### Exercise brief
Each of the entries should be retyped precisely as it appears.

________________________

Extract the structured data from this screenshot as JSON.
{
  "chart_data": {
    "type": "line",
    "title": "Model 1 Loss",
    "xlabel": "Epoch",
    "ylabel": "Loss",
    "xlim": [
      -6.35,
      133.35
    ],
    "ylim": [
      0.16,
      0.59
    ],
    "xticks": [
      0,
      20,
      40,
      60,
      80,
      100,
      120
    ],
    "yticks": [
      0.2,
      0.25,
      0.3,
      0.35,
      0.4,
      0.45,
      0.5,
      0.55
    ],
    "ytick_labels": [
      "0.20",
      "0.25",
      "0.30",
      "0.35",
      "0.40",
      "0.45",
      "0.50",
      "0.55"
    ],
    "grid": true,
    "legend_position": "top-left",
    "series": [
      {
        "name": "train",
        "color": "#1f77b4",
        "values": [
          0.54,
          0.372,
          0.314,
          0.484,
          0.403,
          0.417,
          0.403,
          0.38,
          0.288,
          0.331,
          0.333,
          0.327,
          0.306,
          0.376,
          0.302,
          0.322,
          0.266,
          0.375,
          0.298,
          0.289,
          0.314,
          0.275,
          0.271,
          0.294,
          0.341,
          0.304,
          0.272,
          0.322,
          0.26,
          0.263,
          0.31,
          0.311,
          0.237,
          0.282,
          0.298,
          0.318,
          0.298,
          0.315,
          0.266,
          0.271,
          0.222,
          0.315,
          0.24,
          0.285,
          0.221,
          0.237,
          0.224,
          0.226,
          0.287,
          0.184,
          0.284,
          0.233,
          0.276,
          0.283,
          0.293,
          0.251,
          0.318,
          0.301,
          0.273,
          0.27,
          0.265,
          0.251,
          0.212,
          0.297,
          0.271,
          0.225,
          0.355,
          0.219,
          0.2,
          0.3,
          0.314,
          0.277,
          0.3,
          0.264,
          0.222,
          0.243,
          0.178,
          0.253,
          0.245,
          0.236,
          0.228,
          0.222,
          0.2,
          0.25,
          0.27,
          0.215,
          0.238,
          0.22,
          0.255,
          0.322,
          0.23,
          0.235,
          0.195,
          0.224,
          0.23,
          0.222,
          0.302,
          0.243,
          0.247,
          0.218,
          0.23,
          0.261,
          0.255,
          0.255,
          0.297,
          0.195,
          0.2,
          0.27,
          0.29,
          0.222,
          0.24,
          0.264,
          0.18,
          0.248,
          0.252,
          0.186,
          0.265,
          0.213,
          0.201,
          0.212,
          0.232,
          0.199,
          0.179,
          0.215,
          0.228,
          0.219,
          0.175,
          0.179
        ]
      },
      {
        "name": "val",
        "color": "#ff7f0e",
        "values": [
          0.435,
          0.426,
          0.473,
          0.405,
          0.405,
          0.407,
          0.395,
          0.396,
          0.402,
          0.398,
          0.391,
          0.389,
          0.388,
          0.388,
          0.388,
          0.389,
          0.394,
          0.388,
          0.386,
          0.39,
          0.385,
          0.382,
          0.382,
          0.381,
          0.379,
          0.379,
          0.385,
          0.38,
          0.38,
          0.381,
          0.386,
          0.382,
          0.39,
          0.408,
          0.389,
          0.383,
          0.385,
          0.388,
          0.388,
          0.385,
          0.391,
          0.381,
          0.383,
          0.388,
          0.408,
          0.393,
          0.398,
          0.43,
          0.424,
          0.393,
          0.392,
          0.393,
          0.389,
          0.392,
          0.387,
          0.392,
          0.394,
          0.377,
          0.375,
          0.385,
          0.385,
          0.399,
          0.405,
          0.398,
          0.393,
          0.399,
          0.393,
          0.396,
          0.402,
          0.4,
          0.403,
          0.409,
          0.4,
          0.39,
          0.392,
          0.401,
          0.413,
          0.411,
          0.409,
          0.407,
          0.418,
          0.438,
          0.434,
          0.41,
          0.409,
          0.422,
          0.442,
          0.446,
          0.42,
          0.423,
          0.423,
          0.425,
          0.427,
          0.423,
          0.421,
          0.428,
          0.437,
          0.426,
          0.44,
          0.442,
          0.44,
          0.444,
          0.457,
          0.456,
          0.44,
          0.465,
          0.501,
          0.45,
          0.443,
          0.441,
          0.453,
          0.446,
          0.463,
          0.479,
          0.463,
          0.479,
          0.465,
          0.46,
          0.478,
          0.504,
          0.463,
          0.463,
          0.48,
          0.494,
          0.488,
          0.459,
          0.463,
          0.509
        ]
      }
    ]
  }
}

________________________

### Answer to this exercise
Extract the structured data from this screenshot as JSON.
{
  "chart_data": {
    "type": "line",
    "title": "Model 1 Loss",
    "xlabel": "Epoch",
    "ylabel": "Loss",
    "xlim": [
      -6.35,
      133.35
    ],
    "ylim": [
      0.16,
      0.59
    ],
    "xticks": [
      0,
      20,
      40,
      60,
      80,
      100,
      120
    ],
    "yticks": [
      0.2,
      0.25,
      0.3,
      0.35,
      0.4,
      0.45,
      0.5,
      0.55
    ],
    "ytick_labels": [
      "0.20",
      "0.25",
      "0.30",
      "0.35",
      "0.40",
      "0.45",
      "0.50",
      "0.55"
    ],
    "grid": true,
    "legend_position": "top-left",
    "series": [
      {
        "name": "train",
        "color": "#1f77b4",
        "values": [
          0.54,
          0.372,
          0.314,
          0.484,
          0.403,
          0.417,
          0.403,
          0.38,
          0.288,
          0.331,
          0.333,
          0.327,
          0.306,
          0.376,
          0.302,
          0.322,
          0.266,
          0.375,
          0.298,
          0.289,
          0.314,
          0.275,
          0.271,
          0.294,
          0.341,
          0.304,
          0.272,
          0.322,
          0.26,
          0.263,
          0.31,
          0.311,
          0.237,
          0.282,
          0.298,
          0.318,
          0.298,
          0.315,
          0.266,
          0.271,
          0.222,
          0.315,
          0.24,
          0.285,
          0.221,
          0.237,
          0.224,
          0.226,
          0.287,
          0.184,
          0.284,
          0.233,
          0.276,
          0.283,
          0.293,
          0.251,
          0.318,
          0.301,
          0.273,
          0.27,
          0.265,
          0.251,
          0.212,
          0.297,
          0.271,
          0.225,
          0.355,
          0.219,
          0.2,
          0.3,
          0.314,
          0.277,
          0.3,
          0.264,
          0.222,
          0.243,
          0.178,
          0.253,
          0.245,
          0.236,
          0.228,
          0.222,
          0.2,
          0.25,
          0.27,
          0.215,
          0.238,
          0.22,
          0.255,
          0.322,
          0.23,
          0.235,
          0.195,
          0.224,
          0.23,
          0.222,
          0.302,
          0.243,
          0.247,
          0.218,
          0.23,
          0.261,
          0.255,
          0.255,
          0.297,
          0.195,
          0.2,
          0.27,
          0.29,
          0.222,
          0.24,
          0.264,
          0.18,
          0.248,
          0.252,
          0.186,
          0.265,
          0.213,
          0.201,
          0.212,
          0.232,
          0.199,
          0.179,
          0.215,
          0.228,
          0.219,
          0.175,
          0.179
        ]
      },
      {
        "name": "val",
        "color": "#ff7f0e",
        "values": [
          0.435,
          0.426,
          0.473,
          0.405,
          0.405,
          0.407,
          0.395,
          0.396,
          0.402,
          0.398,
          0.391,
          0.389,
          0.388,
          0.388,
          0.388,
          0.389,
          0.394,
          0.388,
          0.386,
          0.39,
          0.385,
          0.382,
          0.382,
          0.381,
          0.379,
          0.379,
          0.385,
          0.38,
          0.38,
          0.381,
          0.386,
          0.382,
          0.39,
          0.408,
          0.389,
          0.383,
          0.385,
          0.388,
          0.388,
          0.385,
          0.391,
          0.381,
          0.383,
          0.388,
          0.408,
          0.393,
          0.398,
          0.43,
          0.424,
          0.393,
          0.392,
          0.393,
          0.389,
          0.392,
          0.387,
          0.392,
          0.394,
          0.377,
          0.375,
          0.385,
          0.385,
          0.399,
          0.405,
          0.398,
          0.393,
          0.399,
          0.393,
          0.396,
          0.402,
          0.4,
          0.403,
          0.409,
          0.4,
          0.39,
          0.392,
          0.401,
          0.413,
          0.411,
          0.409,
          0.407,
          0.418,
          0.438,
          0.434,
          0.41,
          0.409,
          0.422,
          0.442,
          0.446,
          0.42,
          0.423,
          0.423,
          0.425,
          0.427,
          0.423,
          0.421,
          0.428,
          0.437,
          0.426,
          0.44,
          0.442,
          0.44,
          0.444,
          0.457,
          0.456,
          0.44,
          0.465,
          0.501,
          0.45,
          0.443,
          0.441,
          0.453,
          0.446,
          0.463,
          0.479,
          0.463,
          0.479,
          0.465,
          0.46,
          0.478,
          0.504,
          0.463,
          0.463,
          0.48,
          0.494,
          0.488,
          0.459,
          0.463,
          0.509
        ]
      }
    ]
  }
}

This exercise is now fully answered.